### EXTRAIT DU TEXTE:
===============

Où sont les hommes ? Cette question qu’on pouvait se poser dans les cafés et restaurants des grandes villes russes l’année dernière à la même époque n’est plus d’actualité. Il y a un peu plus d’un an, ils étaient à peine installés en Arménie, en Géorgie ou en Asie centrale pour fuir la mobilisation partielle. Aujourd’hui de nombreux jeunes hommes ainsi que leurs proches sont rentrés en Russie, faisant le plus souvent profil bas. On ne sait pas combien ils sont à être rentrés, ni si ce retour est forcément définitif.
De notre correspondante à Moscou,
Même si certains de leurs proches ne sont pas tous rentrés en Russie, chez ces revenants, ce sont les mêmes formules : « entre deux maux, le moindre est celui qui est chez soi »
Sergueï a 37 ans et de ces six mois en Nouvelle-Zélande, il revient avec cette conviction : l’exil, ce n’est pas pour lui : « Au début, j’ai fait tout ce que j’ai pu pour m’intégrer, mais j’ai fini par réaliser que je n’avais pas d’avenir en Nouvelle-Zélande. Peut-être que si j’étais parti avec suffisamment d’argent, par exemple pour m’acheter une maison, j’aurais vu les choses différemment. Et puis on m’a offert un très bon travail à Moscou et tous mes doutes se sont envolés. En Russie, Les gens voient bien que la vie suit son cours, ils sont moins nerveux à propos de ce qu’il se passe. Tout le monde finit par se dire qu’après tout ce n’est pas la fin du monde. »

===============

### CONSIGNE:
D'après l'extrait sur le retour des Russes partis à l'étranger, combien de temps Sergueï a-t-il passé en Nouvelle-Zélande ?

===============

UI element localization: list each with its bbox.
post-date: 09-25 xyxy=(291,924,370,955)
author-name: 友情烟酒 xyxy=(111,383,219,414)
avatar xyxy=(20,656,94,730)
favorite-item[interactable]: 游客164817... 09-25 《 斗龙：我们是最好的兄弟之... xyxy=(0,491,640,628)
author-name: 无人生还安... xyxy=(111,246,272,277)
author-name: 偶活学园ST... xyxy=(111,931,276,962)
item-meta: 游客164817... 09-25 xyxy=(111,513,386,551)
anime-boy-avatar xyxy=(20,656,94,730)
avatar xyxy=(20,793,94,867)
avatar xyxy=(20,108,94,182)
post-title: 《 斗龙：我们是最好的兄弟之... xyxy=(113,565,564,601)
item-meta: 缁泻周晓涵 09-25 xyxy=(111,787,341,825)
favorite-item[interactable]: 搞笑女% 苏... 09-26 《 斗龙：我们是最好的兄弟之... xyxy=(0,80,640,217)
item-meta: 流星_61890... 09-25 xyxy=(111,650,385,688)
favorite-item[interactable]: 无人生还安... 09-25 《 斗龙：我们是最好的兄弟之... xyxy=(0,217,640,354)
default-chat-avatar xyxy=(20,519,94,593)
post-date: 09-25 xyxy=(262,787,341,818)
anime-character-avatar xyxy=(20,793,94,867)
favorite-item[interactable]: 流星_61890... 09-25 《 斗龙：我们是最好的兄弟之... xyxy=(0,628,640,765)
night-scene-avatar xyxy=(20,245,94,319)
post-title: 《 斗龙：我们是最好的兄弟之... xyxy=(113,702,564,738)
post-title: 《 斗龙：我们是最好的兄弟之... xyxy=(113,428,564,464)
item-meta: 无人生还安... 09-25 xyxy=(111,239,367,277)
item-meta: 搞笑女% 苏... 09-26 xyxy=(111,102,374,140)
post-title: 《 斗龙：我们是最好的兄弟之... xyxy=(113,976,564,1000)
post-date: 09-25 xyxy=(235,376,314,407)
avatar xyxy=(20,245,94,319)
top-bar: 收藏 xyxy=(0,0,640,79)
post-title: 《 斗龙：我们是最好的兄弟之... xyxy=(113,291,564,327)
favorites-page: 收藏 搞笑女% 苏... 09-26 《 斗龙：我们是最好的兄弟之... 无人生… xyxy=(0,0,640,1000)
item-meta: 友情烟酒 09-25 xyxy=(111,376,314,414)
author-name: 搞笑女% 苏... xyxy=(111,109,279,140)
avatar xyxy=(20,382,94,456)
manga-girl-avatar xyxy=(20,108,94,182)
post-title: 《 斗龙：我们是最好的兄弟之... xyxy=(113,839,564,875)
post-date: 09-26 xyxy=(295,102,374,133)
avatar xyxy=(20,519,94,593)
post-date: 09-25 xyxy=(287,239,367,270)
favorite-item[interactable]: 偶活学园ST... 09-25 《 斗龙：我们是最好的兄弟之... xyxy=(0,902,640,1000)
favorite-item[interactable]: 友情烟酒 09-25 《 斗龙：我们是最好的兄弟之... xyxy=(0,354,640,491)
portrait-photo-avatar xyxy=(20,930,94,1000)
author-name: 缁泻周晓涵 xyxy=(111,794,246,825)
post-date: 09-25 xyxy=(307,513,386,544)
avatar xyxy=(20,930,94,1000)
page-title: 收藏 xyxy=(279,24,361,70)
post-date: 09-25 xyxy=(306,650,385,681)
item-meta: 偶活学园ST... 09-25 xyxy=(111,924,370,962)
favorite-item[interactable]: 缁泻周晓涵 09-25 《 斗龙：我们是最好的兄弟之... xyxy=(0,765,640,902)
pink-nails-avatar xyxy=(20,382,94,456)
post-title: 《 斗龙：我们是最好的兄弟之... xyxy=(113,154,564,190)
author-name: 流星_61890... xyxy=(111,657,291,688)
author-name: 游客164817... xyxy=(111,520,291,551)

===============

### RÉPONSE ATTENDUE:
Six mois.